* [Challenge]:
Provide the data again in its entirety, exactly as given.

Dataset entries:
★ ★ ★ ★ ★ ★ ★

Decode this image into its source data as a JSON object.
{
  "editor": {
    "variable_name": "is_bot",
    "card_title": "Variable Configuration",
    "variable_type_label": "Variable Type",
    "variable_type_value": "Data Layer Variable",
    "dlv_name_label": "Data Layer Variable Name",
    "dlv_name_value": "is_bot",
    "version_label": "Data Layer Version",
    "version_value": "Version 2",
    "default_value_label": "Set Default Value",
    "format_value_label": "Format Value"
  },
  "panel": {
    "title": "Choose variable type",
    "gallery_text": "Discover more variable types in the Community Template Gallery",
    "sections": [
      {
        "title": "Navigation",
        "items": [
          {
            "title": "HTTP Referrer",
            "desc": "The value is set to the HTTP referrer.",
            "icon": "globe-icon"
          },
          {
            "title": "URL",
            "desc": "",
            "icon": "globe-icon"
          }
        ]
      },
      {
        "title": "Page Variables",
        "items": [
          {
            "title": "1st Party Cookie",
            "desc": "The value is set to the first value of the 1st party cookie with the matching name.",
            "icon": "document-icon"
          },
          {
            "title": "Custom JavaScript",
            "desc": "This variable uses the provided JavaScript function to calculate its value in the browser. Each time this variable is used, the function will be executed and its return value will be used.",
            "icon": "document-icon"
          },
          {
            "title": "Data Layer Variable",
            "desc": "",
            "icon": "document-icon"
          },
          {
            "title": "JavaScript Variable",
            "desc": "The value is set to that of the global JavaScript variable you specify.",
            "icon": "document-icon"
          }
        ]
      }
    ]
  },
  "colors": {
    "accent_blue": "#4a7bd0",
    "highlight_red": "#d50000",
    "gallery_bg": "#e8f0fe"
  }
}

★ ★ ★ ★ ★ ★ ★

* [Correct result]:
Decode this image into its source data as a JSON object.
{
  "editor": {
    "variable_name": "is_bot",
    "card_title": "Variable Configuration",
    "variable_type_label": "Variable Type",
    "variable_type_value": "Data Layer Variable",
    "dlv_name_label": "Data Layer Variable Name",
    "dlv_name_value": "is_bot",
    "version_label": "Data Layer Version",
    "version_value": "Version 2",
    "default_value_label": "Set Default Value",
    "format_value_label": "Format Value"
  },
  "panel": {
    "title": "Choose variable type",
    "gallery_text": "Discover more variable types in the Community Template Gallery",
    "sections": [
      {
        "title": "Navigation",
        "items": [
          {
            "title": "HTTP Referrer",
            "desc": "The value is set to the HTTP referrer.",
            "icon": "globe-icon"
          },
          {
            "title": "URL",
            "desc": "",
            "icon": "globe-icon"
          }
        ]
      },
      {
        "title": "Page Variables",
        "items": [
          {
            "title": "1st Party Cookie",
            "desc": "The value is set to the first value of the 1st party cookie with the matching name.",
            "icon": "document-icon"
          },
          {
            "title": "Custom JavaScript",
            "desc": "This variable uses the provided JavaScript function to calculate its value in the browser. Each time this variable is used, the function will be executed and its return value will be used.",
            "icon": "document-icon"
          },
          {
            "title": "Data Layer Variable",
            "desc": "",
            "icon": "document-icon"
          },
          {
            "title": "JavaScript Variable",
            "desc": "The value is set to that of the global JavaScript variable you specify.",
            "icon": "document-icon"
          }
        ]
      }
    ]
  },
  "colors": {
    "accent_blue": "#4a7bd0",
    "highlight_red": "#d50000",
    "gallery_bg": "#e8f0fe"
  }
}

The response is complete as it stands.